▶ **PROBLEM DESCRIPTION**:
Copy each line of the records that contains the word "JSON".

▶ **SOURCE MATERIAL**:
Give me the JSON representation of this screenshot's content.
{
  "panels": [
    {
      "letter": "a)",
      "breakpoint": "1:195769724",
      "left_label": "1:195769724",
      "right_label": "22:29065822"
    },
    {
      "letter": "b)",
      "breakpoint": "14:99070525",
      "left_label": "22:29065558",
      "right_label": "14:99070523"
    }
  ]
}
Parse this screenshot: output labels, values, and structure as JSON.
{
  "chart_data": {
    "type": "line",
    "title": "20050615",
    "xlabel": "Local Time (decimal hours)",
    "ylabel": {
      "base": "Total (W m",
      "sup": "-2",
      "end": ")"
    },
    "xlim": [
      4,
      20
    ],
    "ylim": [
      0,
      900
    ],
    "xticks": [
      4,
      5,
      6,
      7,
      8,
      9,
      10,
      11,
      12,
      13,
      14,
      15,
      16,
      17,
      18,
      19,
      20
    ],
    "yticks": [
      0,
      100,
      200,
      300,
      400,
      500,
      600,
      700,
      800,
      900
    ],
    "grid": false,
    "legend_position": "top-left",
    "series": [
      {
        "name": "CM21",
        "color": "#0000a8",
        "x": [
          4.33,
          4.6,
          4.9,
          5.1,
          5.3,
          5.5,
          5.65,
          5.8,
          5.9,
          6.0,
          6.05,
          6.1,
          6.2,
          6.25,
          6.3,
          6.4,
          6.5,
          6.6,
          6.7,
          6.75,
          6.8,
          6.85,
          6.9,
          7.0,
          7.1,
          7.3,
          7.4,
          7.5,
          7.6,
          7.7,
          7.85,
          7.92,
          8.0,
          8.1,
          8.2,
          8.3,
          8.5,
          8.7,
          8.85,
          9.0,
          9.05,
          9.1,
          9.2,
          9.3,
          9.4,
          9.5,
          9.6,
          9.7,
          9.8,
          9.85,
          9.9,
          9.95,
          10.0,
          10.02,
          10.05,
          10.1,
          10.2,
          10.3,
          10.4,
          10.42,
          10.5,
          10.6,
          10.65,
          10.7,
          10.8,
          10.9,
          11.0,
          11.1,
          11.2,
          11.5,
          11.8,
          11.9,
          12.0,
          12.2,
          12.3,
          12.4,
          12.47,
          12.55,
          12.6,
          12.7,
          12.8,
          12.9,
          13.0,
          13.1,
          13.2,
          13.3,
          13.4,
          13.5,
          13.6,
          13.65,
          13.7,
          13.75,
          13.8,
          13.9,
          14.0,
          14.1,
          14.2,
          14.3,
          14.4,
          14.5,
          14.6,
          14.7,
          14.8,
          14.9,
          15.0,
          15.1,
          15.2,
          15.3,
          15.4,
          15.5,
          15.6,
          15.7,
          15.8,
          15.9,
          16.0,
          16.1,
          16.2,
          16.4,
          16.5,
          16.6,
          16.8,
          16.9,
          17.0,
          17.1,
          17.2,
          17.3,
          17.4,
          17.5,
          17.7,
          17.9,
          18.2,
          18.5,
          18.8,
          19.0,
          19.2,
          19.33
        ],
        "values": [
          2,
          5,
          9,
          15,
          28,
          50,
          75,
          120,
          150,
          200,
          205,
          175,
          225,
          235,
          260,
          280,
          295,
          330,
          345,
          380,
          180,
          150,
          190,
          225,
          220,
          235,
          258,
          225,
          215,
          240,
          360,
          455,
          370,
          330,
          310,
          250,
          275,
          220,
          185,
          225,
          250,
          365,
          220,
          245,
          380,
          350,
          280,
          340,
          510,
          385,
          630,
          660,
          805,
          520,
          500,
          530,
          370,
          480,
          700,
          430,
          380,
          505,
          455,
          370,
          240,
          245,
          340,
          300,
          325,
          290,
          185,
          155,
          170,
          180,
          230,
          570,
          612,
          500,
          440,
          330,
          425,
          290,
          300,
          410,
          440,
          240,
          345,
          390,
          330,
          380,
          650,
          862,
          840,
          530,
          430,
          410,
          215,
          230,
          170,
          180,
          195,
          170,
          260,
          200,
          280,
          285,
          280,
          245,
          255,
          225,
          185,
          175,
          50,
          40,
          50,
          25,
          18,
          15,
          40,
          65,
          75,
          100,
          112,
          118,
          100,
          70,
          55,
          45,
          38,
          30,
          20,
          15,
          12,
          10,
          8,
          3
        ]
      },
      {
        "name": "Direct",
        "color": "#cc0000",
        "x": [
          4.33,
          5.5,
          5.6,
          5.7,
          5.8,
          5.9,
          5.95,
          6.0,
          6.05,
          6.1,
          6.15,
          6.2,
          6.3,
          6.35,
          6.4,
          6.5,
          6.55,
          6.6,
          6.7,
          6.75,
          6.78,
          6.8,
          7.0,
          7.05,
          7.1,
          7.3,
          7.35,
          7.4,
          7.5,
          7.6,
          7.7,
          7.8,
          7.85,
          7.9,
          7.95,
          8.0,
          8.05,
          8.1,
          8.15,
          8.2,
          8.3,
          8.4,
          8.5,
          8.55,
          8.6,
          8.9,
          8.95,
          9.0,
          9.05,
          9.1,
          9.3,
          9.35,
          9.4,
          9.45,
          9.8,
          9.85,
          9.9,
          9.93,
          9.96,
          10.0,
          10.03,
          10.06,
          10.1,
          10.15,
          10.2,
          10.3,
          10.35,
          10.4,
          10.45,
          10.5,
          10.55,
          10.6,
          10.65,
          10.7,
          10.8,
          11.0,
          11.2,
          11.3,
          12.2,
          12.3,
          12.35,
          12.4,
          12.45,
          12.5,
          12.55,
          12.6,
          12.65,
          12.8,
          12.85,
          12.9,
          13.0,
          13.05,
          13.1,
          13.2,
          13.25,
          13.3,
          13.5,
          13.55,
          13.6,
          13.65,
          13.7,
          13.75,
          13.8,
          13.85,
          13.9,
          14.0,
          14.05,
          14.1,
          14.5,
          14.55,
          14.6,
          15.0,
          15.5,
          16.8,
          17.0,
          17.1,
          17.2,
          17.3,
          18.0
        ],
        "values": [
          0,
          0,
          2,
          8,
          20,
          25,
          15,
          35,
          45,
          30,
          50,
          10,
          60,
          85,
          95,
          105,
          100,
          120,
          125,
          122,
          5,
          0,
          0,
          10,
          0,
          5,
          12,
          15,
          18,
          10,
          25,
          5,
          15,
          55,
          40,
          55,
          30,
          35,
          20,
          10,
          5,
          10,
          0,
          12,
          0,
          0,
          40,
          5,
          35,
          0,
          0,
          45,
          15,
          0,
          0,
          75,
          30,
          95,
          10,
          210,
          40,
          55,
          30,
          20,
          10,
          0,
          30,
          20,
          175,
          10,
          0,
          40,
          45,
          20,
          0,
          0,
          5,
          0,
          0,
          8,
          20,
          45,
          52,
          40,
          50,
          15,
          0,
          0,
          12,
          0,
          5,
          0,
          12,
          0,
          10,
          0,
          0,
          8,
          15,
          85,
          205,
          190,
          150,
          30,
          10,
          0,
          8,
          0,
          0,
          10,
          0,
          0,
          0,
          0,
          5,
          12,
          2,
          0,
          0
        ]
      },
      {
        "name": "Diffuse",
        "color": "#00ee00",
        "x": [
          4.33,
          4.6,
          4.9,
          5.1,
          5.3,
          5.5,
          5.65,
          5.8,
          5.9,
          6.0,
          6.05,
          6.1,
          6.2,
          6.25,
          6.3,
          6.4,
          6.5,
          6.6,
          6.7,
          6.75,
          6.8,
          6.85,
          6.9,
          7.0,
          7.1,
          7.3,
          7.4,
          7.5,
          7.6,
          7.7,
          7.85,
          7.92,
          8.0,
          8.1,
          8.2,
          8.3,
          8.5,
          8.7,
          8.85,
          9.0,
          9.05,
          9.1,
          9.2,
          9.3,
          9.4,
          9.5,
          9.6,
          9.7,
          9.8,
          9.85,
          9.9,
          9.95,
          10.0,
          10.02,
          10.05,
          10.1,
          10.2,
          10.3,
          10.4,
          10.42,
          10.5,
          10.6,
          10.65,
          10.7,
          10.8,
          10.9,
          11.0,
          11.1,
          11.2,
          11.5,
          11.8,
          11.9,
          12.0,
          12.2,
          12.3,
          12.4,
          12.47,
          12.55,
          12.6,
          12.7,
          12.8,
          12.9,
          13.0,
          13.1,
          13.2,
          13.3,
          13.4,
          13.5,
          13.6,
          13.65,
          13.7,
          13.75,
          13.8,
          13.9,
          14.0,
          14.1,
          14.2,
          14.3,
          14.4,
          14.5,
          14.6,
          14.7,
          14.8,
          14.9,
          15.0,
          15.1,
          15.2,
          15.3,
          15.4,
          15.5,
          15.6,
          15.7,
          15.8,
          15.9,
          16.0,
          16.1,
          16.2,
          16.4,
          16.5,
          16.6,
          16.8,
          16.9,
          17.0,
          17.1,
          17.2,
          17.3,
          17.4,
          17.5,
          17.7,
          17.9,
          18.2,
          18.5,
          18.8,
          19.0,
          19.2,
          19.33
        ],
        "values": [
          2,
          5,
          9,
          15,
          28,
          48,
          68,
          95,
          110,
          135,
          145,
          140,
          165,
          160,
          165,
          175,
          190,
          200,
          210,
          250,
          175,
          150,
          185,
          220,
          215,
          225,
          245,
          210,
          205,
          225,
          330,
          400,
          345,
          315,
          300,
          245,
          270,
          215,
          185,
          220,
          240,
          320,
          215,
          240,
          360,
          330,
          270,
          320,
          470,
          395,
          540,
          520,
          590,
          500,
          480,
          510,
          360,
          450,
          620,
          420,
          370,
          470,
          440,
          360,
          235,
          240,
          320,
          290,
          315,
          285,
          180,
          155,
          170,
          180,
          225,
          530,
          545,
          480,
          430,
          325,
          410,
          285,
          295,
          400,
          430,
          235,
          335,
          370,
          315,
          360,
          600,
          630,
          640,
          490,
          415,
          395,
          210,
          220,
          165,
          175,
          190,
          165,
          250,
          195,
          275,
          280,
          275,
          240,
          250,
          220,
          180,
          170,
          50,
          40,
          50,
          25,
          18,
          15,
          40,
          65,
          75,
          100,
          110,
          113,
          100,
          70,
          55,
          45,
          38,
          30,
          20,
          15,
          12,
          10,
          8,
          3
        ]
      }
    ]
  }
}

▶ **RESULT OF THIS EXERCISE**:
Give me the JSON representation of this screenshot's content.
Parse this screenshot: output labels, values, and structure as JSON.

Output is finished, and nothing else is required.